(Items from a dataset)
>> begin
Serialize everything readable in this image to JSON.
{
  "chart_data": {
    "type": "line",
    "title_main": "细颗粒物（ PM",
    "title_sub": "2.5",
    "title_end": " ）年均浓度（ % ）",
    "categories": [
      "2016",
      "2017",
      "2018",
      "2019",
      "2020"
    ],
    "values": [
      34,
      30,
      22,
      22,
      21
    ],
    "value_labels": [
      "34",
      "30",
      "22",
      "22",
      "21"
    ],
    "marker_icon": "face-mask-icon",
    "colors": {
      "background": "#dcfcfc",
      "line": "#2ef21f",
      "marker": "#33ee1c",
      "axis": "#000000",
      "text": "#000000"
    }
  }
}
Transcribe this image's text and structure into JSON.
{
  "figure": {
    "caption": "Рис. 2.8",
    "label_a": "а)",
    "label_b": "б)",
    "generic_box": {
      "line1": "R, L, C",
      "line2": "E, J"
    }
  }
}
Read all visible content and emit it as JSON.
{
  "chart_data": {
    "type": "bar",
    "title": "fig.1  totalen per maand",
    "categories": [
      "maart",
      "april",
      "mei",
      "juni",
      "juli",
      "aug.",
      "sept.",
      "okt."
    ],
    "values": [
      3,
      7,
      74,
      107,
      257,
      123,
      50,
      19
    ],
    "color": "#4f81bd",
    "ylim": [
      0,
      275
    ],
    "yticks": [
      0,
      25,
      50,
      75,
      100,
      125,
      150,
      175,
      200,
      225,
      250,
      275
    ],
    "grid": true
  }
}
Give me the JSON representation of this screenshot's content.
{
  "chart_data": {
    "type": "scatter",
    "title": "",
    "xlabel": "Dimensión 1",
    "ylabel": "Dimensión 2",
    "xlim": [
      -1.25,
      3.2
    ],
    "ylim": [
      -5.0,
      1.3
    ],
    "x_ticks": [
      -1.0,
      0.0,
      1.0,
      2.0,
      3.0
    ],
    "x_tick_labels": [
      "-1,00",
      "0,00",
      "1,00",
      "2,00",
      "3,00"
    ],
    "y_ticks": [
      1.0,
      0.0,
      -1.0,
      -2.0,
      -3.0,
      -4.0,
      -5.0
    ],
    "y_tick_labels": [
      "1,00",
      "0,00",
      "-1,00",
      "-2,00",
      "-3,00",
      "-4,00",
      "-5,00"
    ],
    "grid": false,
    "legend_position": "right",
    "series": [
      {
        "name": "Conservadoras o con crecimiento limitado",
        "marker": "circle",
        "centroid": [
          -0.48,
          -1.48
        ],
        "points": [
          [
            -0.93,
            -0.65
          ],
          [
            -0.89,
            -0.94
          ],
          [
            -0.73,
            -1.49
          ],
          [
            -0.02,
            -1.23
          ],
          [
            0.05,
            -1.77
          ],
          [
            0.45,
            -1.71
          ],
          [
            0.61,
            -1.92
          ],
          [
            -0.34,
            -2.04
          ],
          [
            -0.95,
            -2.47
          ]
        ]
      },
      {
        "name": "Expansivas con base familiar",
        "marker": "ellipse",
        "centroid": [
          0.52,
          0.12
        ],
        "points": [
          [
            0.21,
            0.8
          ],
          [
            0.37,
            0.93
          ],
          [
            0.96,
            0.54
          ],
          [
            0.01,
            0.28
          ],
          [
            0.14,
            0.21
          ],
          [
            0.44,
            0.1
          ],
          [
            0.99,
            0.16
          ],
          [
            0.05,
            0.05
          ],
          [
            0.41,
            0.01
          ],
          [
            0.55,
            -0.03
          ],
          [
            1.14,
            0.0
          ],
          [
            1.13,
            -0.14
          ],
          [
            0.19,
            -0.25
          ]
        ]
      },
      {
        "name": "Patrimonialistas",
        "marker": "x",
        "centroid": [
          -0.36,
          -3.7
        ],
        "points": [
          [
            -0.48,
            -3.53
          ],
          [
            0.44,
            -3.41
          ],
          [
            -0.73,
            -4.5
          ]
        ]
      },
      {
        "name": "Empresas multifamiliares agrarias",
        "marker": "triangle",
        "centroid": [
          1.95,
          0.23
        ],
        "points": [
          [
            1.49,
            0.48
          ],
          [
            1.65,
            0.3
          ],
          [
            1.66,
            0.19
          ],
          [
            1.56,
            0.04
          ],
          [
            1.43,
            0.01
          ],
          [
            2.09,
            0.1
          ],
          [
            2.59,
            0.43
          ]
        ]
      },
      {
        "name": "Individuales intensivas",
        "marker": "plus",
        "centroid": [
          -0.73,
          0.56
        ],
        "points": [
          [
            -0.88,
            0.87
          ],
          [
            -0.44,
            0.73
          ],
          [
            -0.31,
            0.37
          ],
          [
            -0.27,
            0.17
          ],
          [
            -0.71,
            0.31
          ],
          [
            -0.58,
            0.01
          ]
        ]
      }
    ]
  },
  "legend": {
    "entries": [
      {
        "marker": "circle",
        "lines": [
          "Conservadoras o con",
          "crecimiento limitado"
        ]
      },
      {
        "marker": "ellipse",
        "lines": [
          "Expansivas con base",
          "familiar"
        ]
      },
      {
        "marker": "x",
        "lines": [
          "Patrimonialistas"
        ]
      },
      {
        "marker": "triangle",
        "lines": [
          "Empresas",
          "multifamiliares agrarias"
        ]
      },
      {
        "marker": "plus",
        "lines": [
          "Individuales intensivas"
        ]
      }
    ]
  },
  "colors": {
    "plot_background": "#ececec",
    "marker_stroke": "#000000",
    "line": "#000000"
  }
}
>> end
• **SHORT EXERCISE**
Using the entries above, return each line in which the word "crecimiento" occurs.

• **SOLUTION BELOW**
        "name": "Conservadoras o con crecimiento limitado",
          "crecimiento limitado"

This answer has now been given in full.